Exercise prompt » Can you write out all the lines word for word, with no pictures?

Records for processing »
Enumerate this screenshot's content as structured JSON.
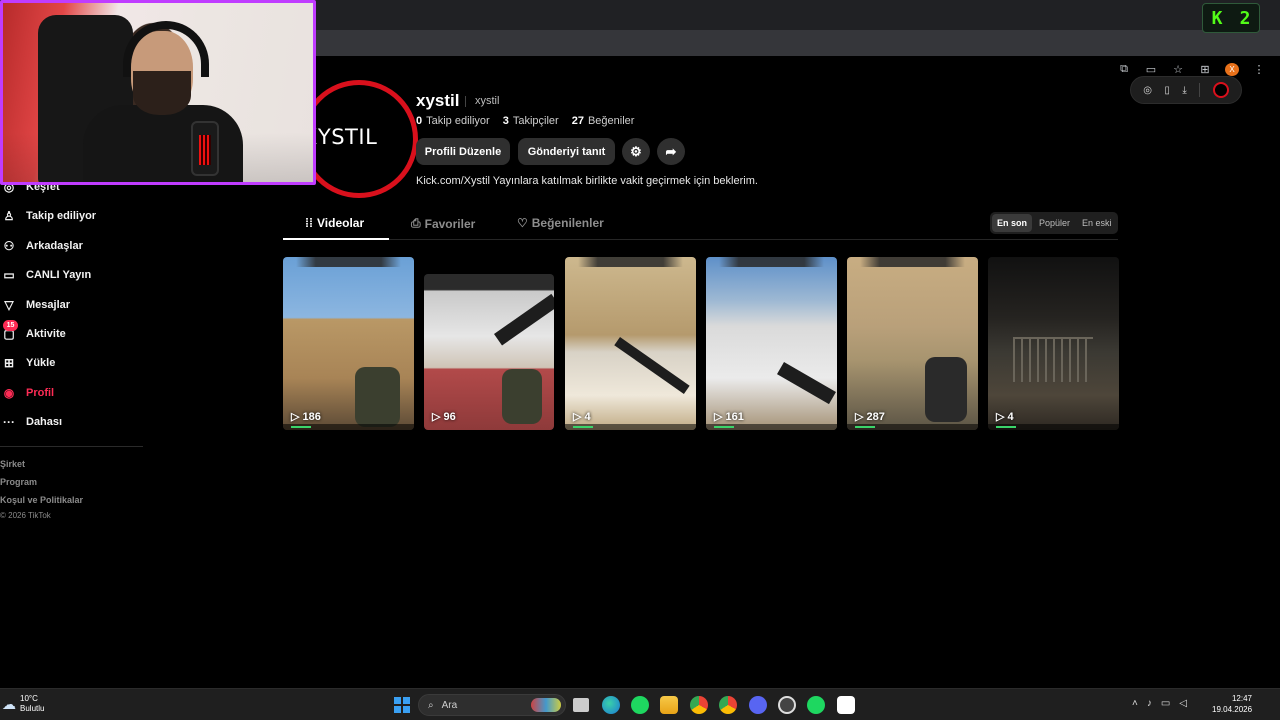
{
  "profile": {
    "avatar_text": "XYSTIL",
    "username": "xystil",
    "nickname": "xystil",
    "following_count": "0",
    "following_label": "Takip ediliyor",
    "followers_count": "3",
    "followers_label": "Takipçiler",
    "likes_count": "27",
    "likes_label": "Beğeniler",
    "edit_button": "Profili Düzenle",
    "promote_button": "Gönderiyi tanıt",
    "bio": "Kick.com/Xystil Yayınlara katılmak birlikte vakit geçirmek için beklerim."
  },
  "sidebar": {
    "items": [
      {
        "label": "Keşfet",
        "icon": "compass-icon"
      },
      {
        "label": "Takip ediliyor",
        "icon": "person-follow-icon"
      },
      {
        "label": "Arkadaşlar",
        "icon": "friends-icon"
      },
      {
        "label": "CANLI Yayın",
        "icon": "live-tv-icon"
      },
      {
        "label": "Mesajlar",
        "icon": "send-icon"
      },
      {
        "label": "Aktivite",
        "icon": "activity-icon",
        "badge": "15"
      },
      {
        "label": "Yükle",
        "icon": "upload-plus-icon"
      },
      {
        "label": "Profil",
        "icon": "profile-avatar-icon"
      },
      {
        "label": "Dahası",
        "icon": "more-dots-icon"
      }
    ],
    "footer": {
      "company": "Şirket",
      "program": "Program",
      "terms": "Koşul ve Politikalar",
      "copyright": "© 2026 TikTok"
    }
  },
  "tabs": [
    {
      "label": "Videolar",
      "icon": "grid-icon",
      "active": true
    },
    {
      "label": "Favoriler",
      "icon": "bookmark-icon",
      "active": false
    },
    {
      "label": "Beğenilenler",
      "icon": "heart-icon",
      "active": false
    }
  ],
  "sort": {
    "options": [
      "En son",
      "Popüler",
      "En eski"
    ],
    "selected": "En son"
  },
  "videos": [
    {
      "views": "186"
    },
    {
      "views": "96"
    },
    {
      "views": "4"
    },
    {
      "views": "161"
    },
    {
      "views": "287"
    },
    {
      "views": "4"
    }
  ],
  "browser": {
    "kick_letter": "K",
    "kick_count": "2",
    "extension_avatar": "X"
  },
  "taskbar": {
    "temperature": "10°C",
    "weather": "Bulutlu",
    "search_placeholder": "Ara",
    "time": "12:47",
    "date": "19.04.2026"
  },
  "colors": {
    "accent": "#fe2c55",
    "avatar_ring": "#d9101c",
    "kick_green": "#53fc18",
    "webcam_border": "#c03cff"
  }
}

Solution to this exercise »
Enumerate this screenshot's content as structured JSON.
{
  "profile": {
    "avatar_text": "XYSTIL",
    "username": "xystil",
    "nickname": "xystil",
    "following_count": "0",
    "following_label": "Takip ediliyor",
    "followers_count": "3",
    "followers_label": "Takipçiler",
    "likes_count": "27",
    "likes_label": "Beğeniler",
    "edit_button": "Profili Düzenle",
    "promote_button": "Gönderiyi tanıt",
    "bio": "Kick.com/Xystil Yayınlara katılmak birlikte vakit geçirmek için beklerim."
  },
  "sidebar": {
    "items": [
      {
        "label": "Keşfet",
        "icon": "compass-icon"
      },
      {
        "label": "Takip ediliyor",
        "icon": "person-follow-icon"
      },
      {
        "label": "Arkadaşlar",
        "icon": "friends-icon"
      },
      {
        "label": "CANLI Yayın",
        "icon": "live-tv-icon"
      },
      {
        "label": "Mesajlar",
        "icon": "send-icon"
      },
      {
        "label": "Aktivite",
        "icon": "activity-icon",
        "badge": "15"
      },
      {
        "label": "Yükle",
        "icon": "upload-plus-icon"
      },
      {
        "label": "Profil",
        "icon": "profile-avatar-icon"
      },
      {
        "label": "Dahası",
        "icon": "more-dots-icon"
      }
    ],
    "footer": {
      "company": "Şirket",
      "program": "Program",
      "terms": "Koşul ve Politikalar",
      "copyright": "© 2026 TikTok"
    }
  },
  "tabs": [
    {
      "label": "Videolar",
      "icon": "grid-icon",
      "active": true
    },
    {
      "label": "Favoriler",
      "icon": "bookmark-icon",
      "active": false
    },
    {
      "label": "Beğenilenler",
      "icon": "heart-icon",
      "active": false
    }
  ],
  "sort": {
    "options": [
      "En son",
      "Popüler",
      "En eski"
    ],
    "selected": "En son"
  },
  "videos": [
    {
      "views": "186"
    },
    {
      "views": "96"
    },
    {
      "views": "4"
    },
    {
      "views": "161"
    },
    {
      "views": "287"
    },
    {
      "views": "4"
    }
  ],
  "browser": {
    "kick_letter": "K",
    "kick_count": "2",
    "extension_avatar": "X"
  },
  "taskbar": {
    "temperature": "10°C",
    "weather": "Bulutlu",
    "search_placeholder": "Ara",
    "time": "12:47",
    "date": "19.04.2026"
  },
  "colors": {
    "accent": "#fe2c55",
    "avatar_ring": "#d9101c",
    "kick_green": "#53fc18",
    "webcam_border": "#c03cff"
  }
}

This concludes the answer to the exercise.